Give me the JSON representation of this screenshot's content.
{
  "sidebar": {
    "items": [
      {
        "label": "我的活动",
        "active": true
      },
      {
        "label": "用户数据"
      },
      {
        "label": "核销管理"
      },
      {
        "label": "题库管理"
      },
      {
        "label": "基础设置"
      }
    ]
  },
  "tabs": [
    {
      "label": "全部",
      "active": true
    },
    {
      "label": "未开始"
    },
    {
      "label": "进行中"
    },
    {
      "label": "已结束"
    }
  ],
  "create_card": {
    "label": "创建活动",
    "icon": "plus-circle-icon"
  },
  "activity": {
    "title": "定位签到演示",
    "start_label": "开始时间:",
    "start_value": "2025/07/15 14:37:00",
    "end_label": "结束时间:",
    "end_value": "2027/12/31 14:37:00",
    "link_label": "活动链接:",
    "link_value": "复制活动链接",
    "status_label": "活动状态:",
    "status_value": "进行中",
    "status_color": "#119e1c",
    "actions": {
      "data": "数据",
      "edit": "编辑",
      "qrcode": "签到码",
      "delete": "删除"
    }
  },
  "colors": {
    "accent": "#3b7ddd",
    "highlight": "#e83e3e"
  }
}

· · · · ·

Emit the full listing verbatim.

Give me the JSON representation of this screenshot's content.
{
  "sidebar": {
    "items": [
      {
        "label": "我的活动",
        "active": true
      },
      {
        "label": "用户数据"
      },
      {
        "label": "核销管理"
      },
      {
        "label": "题库管理"
      },
      {
        "label": "基础设置"
      }
    ]
  },
  "tabs": [
    {
      "label": "全部",
      "active": true
    },
    {
      "label": "未开始"
    },
    {
      "label": "进行中"
    },
    {
      "label": "已结束"
    }
  ],
  "create_card": {
    "label": "创建活动",
    "icon": "plus-circle-icon"
  },
  "activity": {
    "title": "定位签到演示",
    "start_label": "开始时间:",
    "start_value": "2025/07/15 14:37:00",
    "end_label": "结束时间:",
    "end_value": "2027/12/31 14:37:00",
    "link_label": "活动链接:",
    "link_value": "复制活动链接",
    "status_label": "活动状态:",
    "status_value": "进行中",
    "status_color": "#119e1c",
    "actions": {
      "data": "数据",
      "edit": "编辑",
      "qrcode": "签到码",
      "delete": "删除"
    }
  },
  "colors": {
    "accent": "#3b7ddd",
    "highlight": "#e83e3e"
  }
}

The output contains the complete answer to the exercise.